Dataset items
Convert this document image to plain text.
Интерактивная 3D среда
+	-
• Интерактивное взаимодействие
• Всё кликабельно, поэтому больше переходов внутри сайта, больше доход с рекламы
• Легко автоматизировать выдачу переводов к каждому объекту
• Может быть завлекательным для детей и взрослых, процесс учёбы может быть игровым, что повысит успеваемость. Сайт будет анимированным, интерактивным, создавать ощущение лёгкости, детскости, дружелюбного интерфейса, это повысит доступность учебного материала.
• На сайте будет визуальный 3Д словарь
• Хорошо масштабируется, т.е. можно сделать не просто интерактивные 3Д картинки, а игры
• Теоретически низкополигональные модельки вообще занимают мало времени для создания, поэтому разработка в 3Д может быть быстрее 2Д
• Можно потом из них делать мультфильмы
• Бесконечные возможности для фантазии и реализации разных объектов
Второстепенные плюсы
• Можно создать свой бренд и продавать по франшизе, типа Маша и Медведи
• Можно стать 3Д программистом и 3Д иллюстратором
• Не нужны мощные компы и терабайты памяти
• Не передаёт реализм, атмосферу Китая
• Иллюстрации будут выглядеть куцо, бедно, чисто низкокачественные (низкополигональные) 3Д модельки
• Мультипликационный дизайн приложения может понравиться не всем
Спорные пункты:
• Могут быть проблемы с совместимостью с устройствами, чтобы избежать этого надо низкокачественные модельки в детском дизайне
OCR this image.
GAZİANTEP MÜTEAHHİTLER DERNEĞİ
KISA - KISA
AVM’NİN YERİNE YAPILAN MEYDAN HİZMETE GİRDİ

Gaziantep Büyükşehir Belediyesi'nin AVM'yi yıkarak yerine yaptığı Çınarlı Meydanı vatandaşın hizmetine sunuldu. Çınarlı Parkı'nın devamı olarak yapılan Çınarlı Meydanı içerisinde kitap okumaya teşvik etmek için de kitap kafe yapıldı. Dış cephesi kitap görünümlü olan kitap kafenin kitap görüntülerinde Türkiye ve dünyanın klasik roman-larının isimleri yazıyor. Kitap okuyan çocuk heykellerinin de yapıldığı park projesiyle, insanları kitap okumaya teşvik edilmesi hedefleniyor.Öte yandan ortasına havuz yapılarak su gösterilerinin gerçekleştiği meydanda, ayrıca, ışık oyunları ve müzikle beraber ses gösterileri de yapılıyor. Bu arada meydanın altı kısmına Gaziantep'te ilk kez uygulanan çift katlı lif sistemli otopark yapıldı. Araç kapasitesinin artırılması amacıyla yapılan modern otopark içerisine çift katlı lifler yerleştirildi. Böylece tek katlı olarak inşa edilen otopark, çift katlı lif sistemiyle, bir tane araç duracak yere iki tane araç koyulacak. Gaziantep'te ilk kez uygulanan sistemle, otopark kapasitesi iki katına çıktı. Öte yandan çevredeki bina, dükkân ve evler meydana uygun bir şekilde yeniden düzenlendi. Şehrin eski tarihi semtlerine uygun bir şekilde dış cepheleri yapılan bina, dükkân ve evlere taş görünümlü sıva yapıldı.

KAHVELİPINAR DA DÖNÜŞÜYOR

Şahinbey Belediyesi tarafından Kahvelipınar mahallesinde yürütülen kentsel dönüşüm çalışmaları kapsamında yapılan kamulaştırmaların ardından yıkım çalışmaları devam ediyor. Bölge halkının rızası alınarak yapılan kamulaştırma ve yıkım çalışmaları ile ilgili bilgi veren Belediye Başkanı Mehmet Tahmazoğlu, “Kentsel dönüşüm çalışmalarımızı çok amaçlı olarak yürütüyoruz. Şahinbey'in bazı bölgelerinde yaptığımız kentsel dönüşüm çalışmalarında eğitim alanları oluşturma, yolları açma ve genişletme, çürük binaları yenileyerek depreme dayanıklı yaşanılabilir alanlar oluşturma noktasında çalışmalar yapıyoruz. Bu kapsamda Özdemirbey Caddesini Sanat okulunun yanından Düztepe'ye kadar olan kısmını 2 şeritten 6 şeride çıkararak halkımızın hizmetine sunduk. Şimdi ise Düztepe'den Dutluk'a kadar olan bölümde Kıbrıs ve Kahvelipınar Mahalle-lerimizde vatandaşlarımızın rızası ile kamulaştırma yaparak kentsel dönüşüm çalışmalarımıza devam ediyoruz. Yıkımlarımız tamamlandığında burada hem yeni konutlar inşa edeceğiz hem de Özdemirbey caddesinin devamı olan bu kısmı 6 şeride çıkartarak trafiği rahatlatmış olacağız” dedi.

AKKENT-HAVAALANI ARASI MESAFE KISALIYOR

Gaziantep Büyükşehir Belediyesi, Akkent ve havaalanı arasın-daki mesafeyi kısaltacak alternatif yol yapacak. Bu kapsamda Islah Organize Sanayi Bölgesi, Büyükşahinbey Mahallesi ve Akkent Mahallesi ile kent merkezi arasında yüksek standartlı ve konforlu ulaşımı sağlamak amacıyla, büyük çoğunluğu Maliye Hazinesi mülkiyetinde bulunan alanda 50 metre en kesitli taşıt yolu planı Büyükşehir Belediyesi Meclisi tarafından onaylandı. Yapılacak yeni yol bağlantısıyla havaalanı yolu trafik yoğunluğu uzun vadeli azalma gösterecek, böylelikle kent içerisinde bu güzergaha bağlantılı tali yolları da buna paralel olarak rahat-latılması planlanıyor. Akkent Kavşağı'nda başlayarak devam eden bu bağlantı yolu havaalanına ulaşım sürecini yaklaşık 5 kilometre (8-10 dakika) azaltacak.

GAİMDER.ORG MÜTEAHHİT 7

* **WHAT IS BEING ASKED**:
Write each line above out exactly.

* **EXPECTED OUTPUT**:
Convert this document image to plain text.
Интерактивная 3D среда
+	-
• Интерактивное взаимодействие
• Всё кликабельно, поэтому больше переходов внутри сайта, больше доход с рекламы
• Легко автоматизировать выдачу переводов к каждому объекту
• Может быть завлекательным для детей и взрослых, процесс учёбы может быть игровым, что повысит успеваемость. Сайт будет анимированным, интерактивным, создавать ощущение лёгкости, детскости, дружелюбного интерфейса, это повысит доступность учебного материала.
• На сайте будет визуальный 3Д словарь
• Хорошо масштабируется, т.е. можно сделать не просто интерактивные 3Д картинки, а игры
• Теоретически низкополигональные модельки вообще занимают мало времени для создания, поэтому разработка в 3Д может быть быстрее 2Д
• Можно потом из них делать мультфильмы
• Бесконечные возможности для фантазии и реализации разных объектов
Второстепенные плюсы
• Можно создать свой бренд и продавать по франшизе, типа Маша и Медведи
• Можно стать 3Д программистом и 3Д иллюстратором
• Не нужны мощные компы и терабайты памяти
• Не передаёт реализм, атмосферу Китая
• Иллюстрации будут выглядеть куцо, бедно, чисто низкокачественные (низкополигональные) 3Д модельки
• Мультипликационный дизайн приложения может понравиться не всем
Спорные пункты:
• Могут быть проблемы с совместимостью с устройствами, чтобы избежать этого надо низкокачественные модельки в детском дизайне
OCR this image.
GAZİANTEP MÜTEAHHİTLER DERNEĞİ
KISA - KISA
AVM’NİN YERİNE YAPILAN MEYDAN HİZMETE GİRDİ

Gaziantep Büyükşehir Belediyesi'nin AVM'yi yıkarak yerine yaptığı Çınarlı Meydanı vatandaşın hizmetine sunuldu. Çınarlı Parkı'nın devamı olarak yapılan Çınarlı Meydanı içerisinde kitap okumaya teşvik etmek için de kitap kafe yapıldı. Dış cephesi kitap görünümlü olan kitap kafenin kitap görüntülerinde Türkiye ve dünyanın klasik roman-larının isimleri yazıyor. Kitap okuyan çocuk heykellerinin de yapıldığı park projesiyle, insanları kitap okumaya teşvik edilmesi hedefleniyor.Öte yandan ortasına havuz yapılarak su gösterilerinin gerçekleştiği meydanda, ayrıca, ışık oyunları ve müzikle beraber ses gösterileri de yapılıyor. Bu arada meydanın altı kısmına Gaziantep'te ilk kez uygulanan çift katlı lif sistemli otopark yapıldı. Araç kapasitesinin artırılması amacıyla yapılan modern otopark içerisine çift katlı lifler yerleştirildi. Böylece tek katlı olarak inşa edilen otopark, çift katlı lif sistemiyle, bir tane araç duracak yere iki tane araç koyulacak. Gaziantep'te ilk kez uygulanan sistemle, otopark kapasitesi iki katına çıktı. Öte yandan çevredeki bina, dükkân ve evler meydana uygun bir şekilde yeniden düzenlendi. Şehrin eski tarihi semtlerine uygun bir şekilde dış cepheleri yapılan bina, dükkân ve evlere taş görünümlü sıva yapıldı.

KAHVELİPINAR DA DÖNÜŞÜYOR

Şahinbey Belediyesi tarafından Kahvelipınar mahallesinde yürütülen kentsel dönüşüm çalışmaları kapsamında yapılan kamulaştırmaların ardından yıkım çalışmaları devam ediyor. Bölge halkının rızası alınarak yapılan kamulaştırma ve yıkım çalışmaları ile ilgili bilgi veren Belediye Başkanı Mehmet Tahmazoğlu, “Kentsel dönüşüm çalışmalarımızı çok amaçlı olarak yürütüyoruz. Şahinbey'in bazı bölgelerinde yaptığımız kentsel dönüşüm çalışmalarında eğitim alanları oluşturma, yolları açma ve genişletme, çürük binaları yenileyerek depreme dayanıklı yaşanılabilir alanlar oluşturma noktasında çalışmalar yapıyoruz. Bu kapsamda Özdemirbey Caddesini Sanat okulunun yanından Düztepe'ye kadar olan kısmını 2 şeritten 6 şeride çıkararak halkımızın hizmetine sunduk. Şimdi ise Düztepe'den Dutluk'a kadar olan bölümde Kıbrıs ve Kahvelipınar Mahalle-lerimizde vatandaşlarımızın rızası ile kamulaştırma yaparak kentsel dönüşüm çalışmalarımıza devam ediyoruz. Yıkımlarımız tamamlandığında burada hem yeni konutlar inşa edeceğiz hem de Özdemirbey caddesinin devamı olan bu kısmı 6 şeride çıkartarak trafiği rahatlatmış olacağız” dedi.

AKKENT-HAVAALANI ARASI MESAFE KISALIYOR

Gaziantep Büyükşehir Belediyesi, Akkent ve havaalanı arasın-daki mesafeyi kısaltacak alternatif yol yapacak. Bu kapsamda Islah Organize Sanayi Bölgesi, Büyükşahinbey Mahallesi ve Akkent Mahallesi ile kent merkezi arasında yüksek standartlı ve konforlu ulaşımı sağlamak amacıyla, büyük çoğunluğu Maliye Hazinesi mülkiyetinde bulunan alanda 50 metre en kesitli taşıt yolu planı Büyükşehir Belediyesi Meclisi tarafından onaylandı. Yapılacak yeni yol bağlantısıyla havaalanı yolu trafik yoğunluğu uzun vadeli azalma gösterecek, böylelikle kent içerisinde bu güzergaha bağlantılı tali yolları da buna paralel olarak rahat-latılması planlanıyor. Akkent Kavşağı'nda başlayarak devam eden bu bağlantı yolu havaalanına ulaşım sürecini yaklaşık 5 kilometre (8-10 dakika) azaltacak.

GAİMDER.ORG MÜTEAHHİT 7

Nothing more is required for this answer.